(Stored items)
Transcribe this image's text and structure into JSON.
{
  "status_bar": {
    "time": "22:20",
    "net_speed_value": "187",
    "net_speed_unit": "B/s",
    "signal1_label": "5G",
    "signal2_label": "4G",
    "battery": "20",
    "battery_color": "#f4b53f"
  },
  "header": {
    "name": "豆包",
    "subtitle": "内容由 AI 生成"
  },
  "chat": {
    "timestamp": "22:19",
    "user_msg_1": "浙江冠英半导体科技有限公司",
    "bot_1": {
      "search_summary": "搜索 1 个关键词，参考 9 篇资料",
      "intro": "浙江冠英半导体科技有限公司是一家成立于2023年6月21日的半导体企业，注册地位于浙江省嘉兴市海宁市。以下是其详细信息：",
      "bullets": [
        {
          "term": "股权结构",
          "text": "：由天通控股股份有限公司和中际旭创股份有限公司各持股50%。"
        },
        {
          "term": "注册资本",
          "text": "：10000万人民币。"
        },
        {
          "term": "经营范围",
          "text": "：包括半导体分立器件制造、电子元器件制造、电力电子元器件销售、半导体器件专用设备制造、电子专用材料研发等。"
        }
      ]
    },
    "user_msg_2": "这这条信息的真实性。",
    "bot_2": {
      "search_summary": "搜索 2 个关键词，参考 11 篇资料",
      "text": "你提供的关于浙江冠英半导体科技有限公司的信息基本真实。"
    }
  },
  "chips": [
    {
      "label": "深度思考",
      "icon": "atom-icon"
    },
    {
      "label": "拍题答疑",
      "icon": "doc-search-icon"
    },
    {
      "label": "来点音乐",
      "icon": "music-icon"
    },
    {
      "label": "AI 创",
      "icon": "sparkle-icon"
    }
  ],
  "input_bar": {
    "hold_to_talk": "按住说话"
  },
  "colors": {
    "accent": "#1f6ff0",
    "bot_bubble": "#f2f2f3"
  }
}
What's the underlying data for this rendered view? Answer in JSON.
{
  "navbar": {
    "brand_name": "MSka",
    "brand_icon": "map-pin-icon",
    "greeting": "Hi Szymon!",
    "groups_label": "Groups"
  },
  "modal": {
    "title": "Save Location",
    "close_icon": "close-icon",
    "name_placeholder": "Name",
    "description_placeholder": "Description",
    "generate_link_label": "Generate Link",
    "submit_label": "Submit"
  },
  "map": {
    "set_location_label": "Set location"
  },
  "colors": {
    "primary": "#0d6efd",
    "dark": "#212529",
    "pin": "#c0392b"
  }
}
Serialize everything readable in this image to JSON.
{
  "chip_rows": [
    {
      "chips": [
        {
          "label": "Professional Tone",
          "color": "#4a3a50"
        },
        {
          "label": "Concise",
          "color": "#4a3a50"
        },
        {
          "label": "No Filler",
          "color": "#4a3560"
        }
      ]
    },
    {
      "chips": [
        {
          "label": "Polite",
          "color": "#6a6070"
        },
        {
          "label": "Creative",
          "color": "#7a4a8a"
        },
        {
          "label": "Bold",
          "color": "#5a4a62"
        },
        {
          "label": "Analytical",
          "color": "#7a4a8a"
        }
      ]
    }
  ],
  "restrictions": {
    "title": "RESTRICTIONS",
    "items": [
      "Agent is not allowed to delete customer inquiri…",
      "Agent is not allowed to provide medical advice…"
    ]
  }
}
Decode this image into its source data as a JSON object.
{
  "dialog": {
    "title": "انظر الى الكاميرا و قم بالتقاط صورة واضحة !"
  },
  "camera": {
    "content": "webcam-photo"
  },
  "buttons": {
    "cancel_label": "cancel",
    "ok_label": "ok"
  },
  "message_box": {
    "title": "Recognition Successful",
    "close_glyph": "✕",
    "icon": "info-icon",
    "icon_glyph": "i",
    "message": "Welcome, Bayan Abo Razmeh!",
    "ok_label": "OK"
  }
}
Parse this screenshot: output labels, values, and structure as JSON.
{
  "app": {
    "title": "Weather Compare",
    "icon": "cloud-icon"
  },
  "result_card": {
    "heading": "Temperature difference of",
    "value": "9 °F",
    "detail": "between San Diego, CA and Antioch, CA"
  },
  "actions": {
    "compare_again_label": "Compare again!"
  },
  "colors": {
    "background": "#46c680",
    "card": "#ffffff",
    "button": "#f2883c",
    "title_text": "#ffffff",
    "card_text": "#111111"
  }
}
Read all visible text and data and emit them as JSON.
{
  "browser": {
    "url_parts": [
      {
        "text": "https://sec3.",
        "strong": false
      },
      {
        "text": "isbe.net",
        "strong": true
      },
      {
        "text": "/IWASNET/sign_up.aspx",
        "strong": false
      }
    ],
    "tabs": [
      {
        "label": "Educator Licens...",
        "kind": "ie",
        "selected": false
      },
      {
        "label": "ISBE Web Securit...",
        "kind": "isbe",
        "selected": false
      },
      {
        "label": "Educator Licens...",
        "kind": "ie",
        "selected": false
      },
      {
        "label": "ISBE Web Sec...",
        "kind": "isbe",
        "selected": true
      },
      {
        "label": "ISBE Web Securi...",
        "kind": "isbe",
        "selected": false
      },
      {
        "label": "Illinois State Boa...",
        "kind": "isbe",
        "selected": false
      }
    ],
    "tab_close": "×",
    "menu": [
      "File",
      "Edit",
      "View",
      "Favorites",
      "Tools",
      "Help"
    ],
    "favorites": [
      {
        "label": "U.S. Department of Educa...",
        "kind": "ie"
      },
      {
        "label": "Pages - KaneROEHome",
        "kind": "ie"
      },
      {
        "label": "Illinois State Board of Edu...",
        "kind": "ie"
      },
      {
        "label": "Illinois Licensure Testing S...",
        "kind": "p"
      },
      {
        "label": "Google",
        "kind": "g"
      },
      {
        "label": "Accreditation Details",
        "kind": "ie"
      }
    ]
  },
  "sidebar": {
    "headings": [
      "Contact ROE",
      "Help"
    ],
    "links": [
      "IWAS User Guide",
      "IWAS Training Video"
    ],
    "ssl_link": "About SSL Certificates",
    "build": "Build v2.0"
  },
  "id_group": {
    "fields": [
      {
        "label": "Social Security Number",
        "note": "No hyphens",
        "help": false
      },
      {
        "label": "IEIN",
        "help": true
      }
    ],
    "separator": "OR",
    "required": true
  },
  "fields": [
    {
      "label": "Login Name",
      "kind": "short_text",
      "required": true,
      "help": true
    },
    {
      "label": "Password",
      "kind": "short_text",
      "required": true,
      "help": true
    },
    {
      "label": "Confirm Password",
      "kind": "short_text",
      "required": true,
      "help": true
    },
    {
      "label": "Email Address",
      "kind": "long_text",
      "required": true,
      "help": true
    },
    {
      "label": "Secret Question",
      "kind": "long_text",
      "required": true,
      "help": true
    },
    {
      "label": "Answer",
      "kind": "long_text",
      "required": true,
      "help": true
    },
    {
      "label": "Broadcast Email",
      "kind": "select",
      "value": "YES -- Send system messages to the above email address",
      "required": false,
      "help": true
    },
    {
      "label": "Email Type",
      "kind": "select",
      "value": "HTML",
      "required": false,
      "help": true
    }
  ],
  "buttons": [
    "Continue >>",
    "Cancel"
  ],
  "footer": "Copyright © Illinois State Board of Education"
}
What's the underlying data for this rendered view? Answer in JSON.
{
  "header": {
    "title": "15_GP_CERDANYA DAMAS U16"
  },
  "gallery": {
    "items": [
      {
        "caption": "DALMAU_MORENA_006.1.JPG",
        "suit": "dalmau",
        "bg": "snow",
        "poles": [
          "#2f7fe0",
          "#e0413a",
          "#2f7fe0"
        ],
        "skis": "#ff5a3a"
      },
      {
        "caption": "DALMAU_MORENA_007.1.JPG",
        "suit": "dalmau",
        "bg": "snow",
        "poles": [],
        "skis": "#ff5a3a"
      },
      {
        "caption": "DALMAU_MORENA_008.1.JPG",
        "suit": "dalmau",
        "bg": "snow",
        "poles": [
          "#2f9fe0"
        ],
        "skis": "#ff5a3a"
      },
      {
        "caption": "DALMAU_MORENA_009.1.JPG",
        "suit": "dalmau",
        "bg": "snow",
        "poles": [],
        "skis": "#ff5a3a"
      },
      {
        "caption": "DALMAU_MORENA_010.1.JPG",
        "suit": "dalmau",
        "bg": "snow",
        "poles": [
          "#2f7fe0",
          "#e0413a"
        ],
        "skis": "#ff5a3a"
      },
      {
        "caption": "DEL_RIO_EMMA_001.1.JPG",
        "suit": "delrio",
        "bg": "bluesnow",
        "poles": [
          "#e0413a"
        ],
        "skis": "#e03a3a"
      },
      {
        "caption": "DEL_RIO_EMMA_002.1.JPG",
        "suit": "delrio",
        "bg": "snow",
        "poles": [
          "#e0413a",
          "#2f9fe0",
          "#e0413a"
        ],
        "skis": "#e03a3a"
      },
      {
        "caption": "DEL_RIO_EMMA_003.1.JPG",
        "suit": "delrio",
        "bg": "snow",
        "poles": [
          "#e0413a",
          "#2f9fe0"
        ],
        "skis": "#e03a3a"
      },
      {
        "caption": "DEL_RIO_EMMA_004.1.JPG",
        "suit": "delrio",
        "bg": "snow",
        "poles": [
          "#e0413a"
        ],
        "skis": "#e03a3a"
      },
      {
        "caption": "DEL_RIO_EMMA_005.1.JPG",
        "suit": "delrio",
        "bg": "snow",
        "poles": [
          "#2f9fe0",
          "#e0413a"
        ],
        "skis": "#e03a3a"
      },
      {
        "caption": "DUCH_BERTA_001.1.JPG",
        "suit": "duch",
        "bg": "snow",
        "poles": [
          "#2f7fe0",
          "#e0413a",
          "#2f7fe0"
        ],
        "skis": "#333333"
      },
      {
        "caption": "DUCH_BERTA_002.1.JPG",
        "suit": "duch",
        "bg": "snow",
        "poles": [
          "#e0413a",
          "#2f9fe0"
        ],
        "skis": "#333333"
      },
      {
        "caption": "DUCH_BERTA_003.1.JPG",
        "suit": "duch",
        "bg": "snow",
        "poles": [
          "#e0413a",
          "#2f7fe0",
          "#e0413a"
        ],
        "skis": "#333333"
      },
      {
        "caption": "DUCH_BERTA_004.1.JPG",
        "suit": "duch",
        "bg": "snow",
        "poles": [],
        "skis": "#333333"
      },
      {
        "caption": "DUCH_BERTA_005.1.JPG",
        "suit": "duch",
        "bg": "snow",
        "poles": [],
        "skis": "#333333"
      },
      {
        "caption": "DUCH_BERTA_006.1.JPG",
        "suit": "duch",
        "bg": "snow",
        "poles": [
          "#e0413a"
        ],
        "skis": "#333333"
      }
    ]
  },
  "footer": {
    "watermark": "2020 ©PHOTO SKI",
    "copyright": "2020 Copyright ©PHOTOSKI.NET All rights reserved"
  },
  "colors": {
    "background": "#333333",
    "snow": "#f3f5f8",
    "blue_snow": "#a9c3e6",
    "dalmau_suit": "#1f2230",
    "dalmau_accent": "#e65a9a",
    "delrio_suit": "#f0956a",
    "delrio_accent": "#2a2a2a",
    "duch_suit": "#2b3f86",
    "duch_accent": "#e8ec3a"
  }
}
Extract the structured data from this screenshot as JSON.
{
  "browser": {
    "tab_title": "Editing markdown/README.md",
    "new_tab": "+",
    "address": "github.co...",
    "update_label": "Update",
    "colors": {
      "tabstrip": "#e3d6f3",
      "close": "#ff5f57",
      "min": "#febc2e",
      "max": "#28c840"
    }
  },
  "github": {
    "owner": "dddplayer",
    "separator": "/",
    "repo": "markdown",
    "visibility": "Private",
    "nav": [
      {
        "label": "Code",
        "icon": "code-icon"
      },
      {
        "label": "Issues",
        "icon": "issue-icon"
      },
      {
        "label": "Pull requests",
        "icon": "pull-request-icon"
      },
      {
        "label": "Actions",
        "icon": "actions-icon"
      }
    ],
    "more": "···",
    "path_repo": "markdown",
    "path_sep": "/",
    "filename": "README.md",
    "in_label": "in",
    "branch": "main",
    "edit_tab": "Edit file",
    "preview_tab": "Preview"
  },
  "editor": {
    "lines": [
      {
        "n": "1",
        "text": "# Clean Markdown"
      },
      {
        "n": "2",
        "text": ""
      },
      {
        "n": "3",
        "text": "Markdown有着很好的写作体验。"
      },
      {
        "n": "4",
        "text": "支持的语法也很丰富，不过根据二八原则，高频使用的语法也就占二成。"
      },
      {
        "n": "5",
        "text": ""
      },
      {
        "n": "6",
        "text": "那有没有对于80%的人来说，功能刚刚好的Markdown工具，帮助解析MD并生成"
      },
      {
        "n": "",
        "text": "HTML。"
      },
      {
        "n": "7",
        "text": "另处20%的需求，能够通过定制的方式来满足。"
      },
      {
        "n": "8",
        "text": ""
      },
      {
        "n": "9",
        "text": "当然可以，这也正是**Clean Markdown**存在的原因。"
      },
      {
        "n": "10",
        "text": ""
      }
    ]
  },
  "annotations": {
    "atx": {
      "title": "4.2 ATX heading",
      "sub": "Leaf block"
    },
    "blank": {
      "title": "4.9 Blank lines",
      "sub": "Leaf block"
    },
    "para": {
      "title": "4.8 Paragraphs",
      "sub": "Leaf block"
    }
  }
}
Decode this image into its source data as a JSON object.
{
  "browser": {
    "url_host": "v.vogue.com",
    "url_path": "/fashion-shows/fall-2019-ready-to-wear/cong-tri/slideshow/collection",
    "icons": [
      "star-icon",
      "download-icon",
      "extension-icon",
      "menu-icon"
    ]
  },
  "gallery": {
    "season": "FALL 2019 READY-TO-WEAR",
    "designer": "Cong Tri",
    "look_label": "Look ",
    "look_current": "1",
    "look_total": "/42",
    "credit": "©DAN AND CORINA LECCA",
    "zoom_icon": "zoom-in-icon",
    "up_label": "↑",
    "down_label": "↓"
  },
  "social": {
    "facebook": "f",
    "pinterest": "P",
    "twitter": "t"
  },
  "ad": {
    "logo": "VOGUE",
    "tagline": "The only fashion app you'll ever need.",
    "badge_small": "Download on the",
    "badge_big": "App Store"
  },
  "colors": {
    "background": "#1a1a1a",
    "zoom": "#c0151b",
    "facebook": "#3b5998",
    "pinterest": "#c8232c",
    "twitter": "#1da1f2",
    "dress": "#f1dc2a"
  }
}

* **What is asked**
Pick out every line holding the string "JSON" and return it.

* **Expected answer**
Transcribe this image's text and structure into JSON.
What's the underlying data for this rendered view? Answer in JSON.
Serialize everything readable in this image to JSON.
Decode this image into its source data as a JSON object.
Parse this screenshot: output labels, values, and structure as JSON.
Read all visible text and data and emit them as JSON.
What's the underlying data for this rendered view? Answer in JSON.
Extract the structured data from this screenshot as JSON.
Decode this image into its source data as a JSON object.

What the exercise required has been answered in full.